**GIVEN PROBLEM**
Repeat every line of the listing below exactly, minus the pictures.
··· EXERCISE MATERIAL ···
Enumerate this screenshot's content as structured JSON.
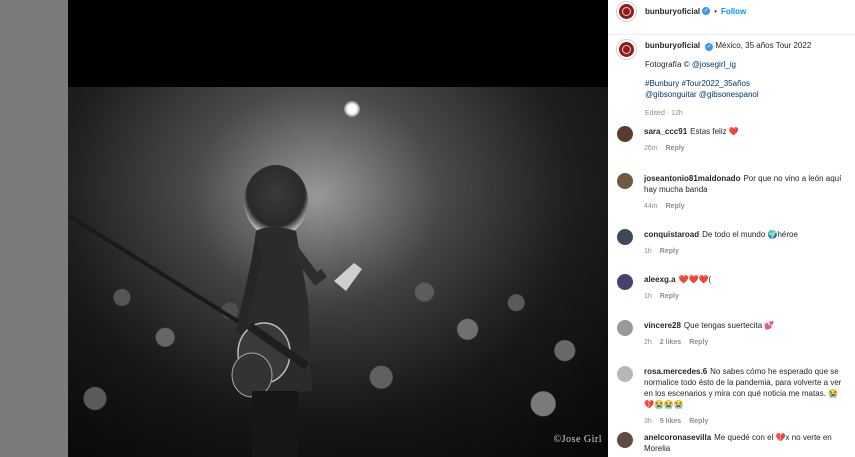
{
  "post": {
    "username": "bunburyoficial",
    "follow_label": "Follow",
    "separator": "•",
    "photo_credit": "©Jose Girl"
  },
  "caption": {
    "username": "bunburyoficial",
    "title": "México, 35 años Tour 2022",
    "photo_line_prefix": "Fotografía © ",
    "photo_handle": "@josegirl_ig",
    "hashtags": "#Bunbury #Tour2022_35años",
    "mentions": "@gibsonguitar @gibsonespanol",
    "edited": "Edited · 12h"
  },
  "comments": [
    {
      "user": "sara_ccc91",
      "text": "Estas feliz ❤️",
      "time": "26m",
      "likes": "",
      "reply": "Reply",
      "avatar_color": "#5a3b30"
    },
    {
      "user": "joseantonio81maldonado",
      "text": "Por que no vino a león aquí hay mucha banda",
      "time": "44m",
      "likes": "",
      "reply": "Reply",
      "avatar_color": "#6e5a3e"
    },
    {
      "user": "conquistaroad",
      "text": "De todo el mundo 🌍héroe",
      "time": "1h",
      "likes": "",
      "reply": "Reply",
      "avatar_color": "#3d4a5c"
    },
    {
      "user": "aleexg.a",
      "text": "❤️❤️❤️(",
      "time": "1h",
      "likes": "",
      "reply": "Reply",
      "avatar_color": "#4b3f6b"
    },
    {
      "user": "vincere28",
      "text": "Que tengas suertecita 💕",
      "time": "2h",
      "likes": "2 likes",
      "reply": "Reply",
      "avatar_color": "#9a9a9a"
    },
    {
      "user": "rosa.mercedes.6",
      "text": "No sabes cómo he esperado que se normalice todo ésto de la pandemia, para volverte a ver en los escenarios y mira con qué noticia me matas. 😭💔😭😭😭",
      "time": "3h",
      "likes": "5 likes",
      "reply": "Reply",
      "avatar_color": "#b7b7b7"
    },
    {
      "user": "anelcoronasevilla",
      "text": "Me quedé con el 💔x no verte en Morelia",
      "time": "",
      "likes": "",
      "reply": "",
      "avatar_color": "#5e4c44"
    }
  ],
  "icons": {
    "verified": "verified-badge-icon",
    "brand_avatar": "brand-logo-icon"
  },
  "colors": {
    "follow": "#0095f6",
    "link": "#00376b",
    "muted": "#8e8e8e",
    "text": "#262626"
  }
}
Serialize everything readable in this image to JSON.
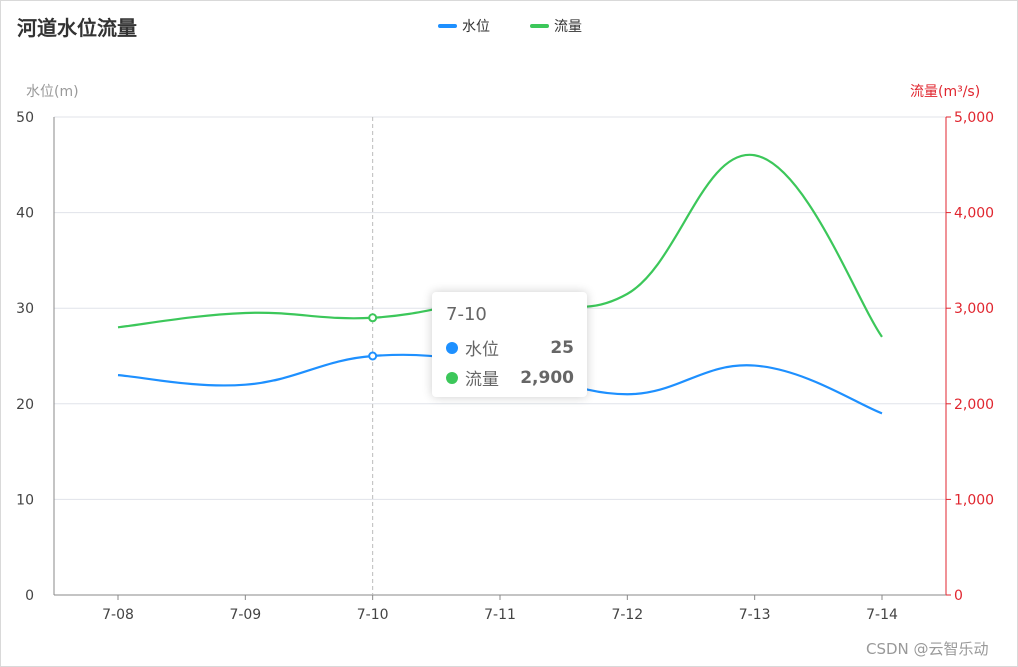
···
**ANSWER BELOW**
Enumerate this screenshot's content as structured JSON.
{
  "post": {
    "username": "bunburyoficial",
    "follow_label": "Follow",
    "separator": "•",
    "photo_credit": "©Jose Girl"
  },
  "caption": {
    "username": "bunburyoficial",
    "title": "México, 35 años Tour 2022",
    "photo_line_prefix": "Fotografía © ",
    "photo_handle": "@josegirl_ig",
    "hashtags": "#Bunbury #Tour2022_35años",
    "mentions": "@gibsonguitar @gibsonespanol",
    "edited": "Edited · 12h"
  },
  "comments": [
    {
      "user": "sara_ccc91",
      "text": "Estas feliz ❤️",
      "time": "26m",
      "likes": "",
      "reply": "Reply",
      "avatar_color": "#5a3b30"
    },
    {
      "user": "joseantonio81maldonado",
      "text": "Por que no vino a león aquí hay mucha banda",
      "time": "44m",
      "likes": "",
      "reply": "Reply",
      "avatar_color": "#6e5a3e"
    },
    {
      "user": "conquistaroad",
      "text": "De todo el mundo 🌍héroe",
      "time": "1h",
      "likes": "",
      "reply": "Reply",
      "avatar_color": "#3d4a5c"
    },
    {
      "user": "aleexg.a",
      "text": "❤️❤️❤️(",
      "time": "1h",
      "likes": "",
      "reply": "Reply",
      "avatar_color": "#4b3f6b"
    },
    {
      "user": "vincere28",
      "text": "Que tengas suertecita 💕",
      "time": "2h",
      "likes": "2 likes",
      "reply": "Reply",
      "avatar_color": "#9a9a9a"
    },
    {
      "user": "rosa.mercedes.6",
      "text": "No sabes cómo he esperado que se normalice todo ésto de la pandemia, para volverte a ver en los escenarios y mira con qué noticia me matas. 😭💔😭😭😭",
      "time": "3h",
      "likes": "5 likes",
      "reply": "Reply",
      "avatar_color": "#b7b7b7"
    },
    {
      "user": "anelcoronasevilla",
      "text": "Me quedé con el 💔x no verte en Morelia",
      "time": "",
      "likes": "",
      "reply": "",
      "avatar_color": "#5e4c44"
    }
  ],
  "icons": {
    "verified": "verified-badge-icon",
    "brand_avatar": "brand-logo-icon"
  },
  "colors": {
    "follow": "#0095f6",
    "link": "#00376b",
    "muted": "#8e8e8e",
    "text": "#262626"
  }
}
Serialize everything readable in this image to JSON.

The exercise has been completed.